YOUR GOAL> Every record below is to be retyped exactly.

─── EXTRACTED ENTRIES

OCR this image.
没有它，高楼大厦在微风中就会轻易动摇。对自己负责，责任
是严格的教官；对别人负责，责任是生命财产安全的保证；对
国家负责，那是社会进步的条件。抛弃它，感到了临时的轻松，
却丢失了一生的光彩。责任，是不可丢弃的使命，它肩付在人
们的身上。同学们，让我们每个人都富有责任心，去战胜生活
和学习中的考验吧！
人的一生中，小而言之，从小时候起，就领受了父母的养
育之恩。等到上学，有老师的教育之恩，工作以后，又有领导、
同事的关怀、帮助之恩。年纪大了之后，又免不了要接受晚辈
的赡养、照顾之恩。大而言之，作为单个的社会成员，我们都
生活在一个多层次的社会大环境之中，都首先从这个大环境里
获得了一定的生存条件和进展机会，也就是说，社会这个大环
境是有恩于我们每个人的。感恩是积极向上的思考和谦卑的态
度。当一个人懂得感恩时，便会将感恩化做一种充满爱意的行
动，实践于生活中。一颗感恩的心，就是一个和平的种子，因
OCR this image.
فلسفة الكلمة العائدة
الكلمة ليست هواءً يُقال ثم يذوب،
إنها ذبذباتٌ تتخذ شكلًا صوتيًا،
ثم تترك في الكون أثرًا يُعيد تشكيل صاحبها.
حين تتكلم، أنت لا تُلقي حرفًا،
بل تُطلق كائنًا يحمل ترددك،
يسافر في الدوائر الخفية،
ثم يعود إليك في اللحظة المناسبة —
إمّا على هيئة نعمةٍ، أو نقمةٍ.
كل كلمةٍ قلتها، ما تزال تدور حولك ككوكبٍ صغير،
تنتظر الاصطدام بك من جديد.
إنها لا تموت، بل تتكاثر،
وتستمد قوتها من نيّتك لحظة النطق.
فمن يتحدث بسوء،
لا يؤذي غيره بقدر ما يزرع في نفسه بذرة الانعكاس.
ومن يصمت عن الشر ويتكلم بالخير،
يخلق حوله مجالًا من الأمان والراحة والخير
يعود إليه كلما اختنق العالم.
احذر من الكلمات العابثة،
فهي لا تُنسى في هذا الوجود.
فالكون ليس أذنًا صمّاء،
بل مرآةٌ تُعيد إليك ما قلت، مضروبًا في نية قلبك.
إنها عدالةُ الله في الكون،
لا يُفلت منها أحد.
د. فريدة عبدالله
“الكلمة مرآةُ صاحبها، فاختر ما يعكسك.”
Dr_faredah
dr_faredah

──────

RESPONSE BELOW>
OCR this image.
没有它，高楼大厦在微风中就会轻易动摇。对自己负责，责任
是严格的教官；对别人负责，责任是生命财产安全的保证；对
国家负责，那是社会进步的条件。抛弃它，感到了临时的轻松，
却丢失了一生的光彩。责任，是不可丢弃的使命，它肩付在人
们的身上。同学们，让我们每个人都富有责任心，去战胜生活
和学习中的考验吧！
人的一生中，小而言之，从小时候起，就领受了父母的养
育之恩。等到上学，有老师的教育之恩，工作以后，又有领导、
同事的关怀、帮助之恩。年纪大了之后，又免不了要接受晚辈
的赡养、照顾之恩。大而言之，作为单个的社会成员，我们都
生活在一个多层次的社会大环境之中，都首先从这个大环境里
获得了一定的生存条件和进展机会，也就是说，社会这个大环
境是有恩于我们每个人的。感恩是积极向上的思考和谦卑的态
度。当一个人懂得感恩时，便会将感恩化做一种充满爱意的行
动，实践于生活中。一颗感恩的心，就是一个和平的种子，因
OCR this image.
فلسفة الكلمة العائدة
الكلمة ليست هواءً يُقال ثم يذوب،
إنها ذبذباتٌ تتخذ شكلًا صوتيًا،
ثم تترك في الكون أثرًا يُعيد تشكيل صاحبها.
حين تتكلم، أنت لا تُلقي حرفًا،
بل تُطلق كائنًا يحمل ترددك،
يسافر في الدوائر الخفية،
ثم يعود إليك في اللحظة المناسبة —
إمّا على هيئة نعمةٍ، أو نقمةٍ.
كل كلمةٍ قلتها، ما تزال تدور حولك ككوكبٍ صغير،
تنتظر الاصطدام بك من جديد.
إنها لا تموت، بل تتكاثر،
وتستمد قوتها من نيّتك لحظة النطق.
فمن يتحدث بسوء،
لا يؤذي غيره بقدر ما يزرع في نفسه بذرة الانعكاس.
ومن يصمت عن الشر ويتكلم بالخير،
يخلق حوله مجالًا من الأمان والراحة والخير
يعود إليه كلما اختنق العالم.
احذر من الكلمات العابثة،
فهي لا تُنسى في هذا الوجود.
فالكون ليس أذنًا صمّاء،
بل مرآةٌ تُعيد إليك ما قلت، مضروبًا في نية قلبك.
إنها عدالةُ الله في الكون،
لا يُفلت منها أحد.
د. فريدة عبدالله
“الكلمة مرآةُ صاحبها، فاختر ما يعكسك.”
Dr_faredah
dr_faredah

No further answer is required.